STORED DATA:
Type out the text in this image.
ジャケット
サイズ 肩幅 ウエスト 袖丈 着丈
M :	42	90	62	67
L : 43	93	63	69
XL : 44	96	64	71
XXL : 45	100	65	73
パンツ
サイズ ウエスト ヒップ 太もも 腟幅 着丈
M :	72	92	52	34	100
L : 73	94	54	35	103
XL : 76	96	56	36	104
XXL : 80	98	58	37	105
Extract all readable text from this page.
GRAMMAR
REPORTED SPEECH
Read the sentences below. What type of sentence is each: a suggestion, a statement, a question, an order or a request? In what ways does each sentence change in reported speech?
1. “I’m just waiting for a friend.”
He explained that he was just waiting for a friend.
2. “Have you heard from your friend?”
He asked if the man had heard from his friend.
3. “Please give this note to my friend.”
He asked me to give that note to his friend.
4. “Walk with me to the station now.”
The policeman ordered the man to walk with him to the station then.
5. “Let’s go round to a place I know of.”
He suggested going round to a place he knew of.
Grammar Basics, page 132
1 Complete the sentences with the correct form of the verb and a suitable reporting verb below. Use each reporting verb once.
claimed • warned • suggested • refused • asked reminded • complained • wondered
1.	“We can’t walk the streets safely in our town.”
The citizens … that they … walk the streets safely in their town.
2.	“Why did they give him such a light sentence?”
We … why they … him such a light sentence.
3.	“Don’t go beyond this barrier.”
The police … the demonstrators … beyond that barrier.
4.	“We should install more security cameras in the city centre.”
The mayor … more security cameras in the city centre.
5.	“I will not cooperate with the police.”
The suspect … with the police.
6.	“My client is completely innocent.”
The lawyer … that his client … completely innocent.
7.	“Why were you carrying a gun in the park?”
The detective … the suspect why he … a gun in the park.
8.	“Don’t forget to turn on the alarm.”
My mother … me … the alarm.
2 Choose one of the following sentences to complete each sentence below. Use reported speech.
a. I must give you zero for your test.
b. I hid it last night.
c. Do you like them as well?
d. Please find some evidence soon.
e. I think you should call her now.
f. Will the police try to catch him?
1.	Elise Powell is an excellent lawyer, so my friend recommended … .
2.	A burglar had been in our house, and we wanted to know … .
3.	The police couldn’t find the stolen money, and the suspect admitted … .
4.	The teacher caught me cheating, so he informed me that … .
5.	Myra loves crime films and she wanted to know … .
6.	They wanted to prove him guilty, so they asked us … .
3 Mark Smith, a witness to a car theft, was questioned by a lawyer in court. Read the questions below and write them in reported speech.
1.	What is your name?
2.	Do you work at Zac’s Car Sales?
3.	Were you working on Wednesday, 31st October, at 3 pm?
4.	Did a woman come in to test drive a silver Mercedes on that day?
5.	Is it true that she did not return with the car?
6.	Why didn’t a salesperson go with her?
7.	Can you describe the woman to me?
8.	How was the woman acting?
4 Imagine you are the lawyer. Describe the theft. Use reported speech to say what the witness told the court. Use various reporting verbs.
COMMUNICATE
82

PROBLEM TO SOLVE:
Check each line above for the string "friend" and report how many lines have it, giving only the number.

RESPONSE TO THIS TASK:
7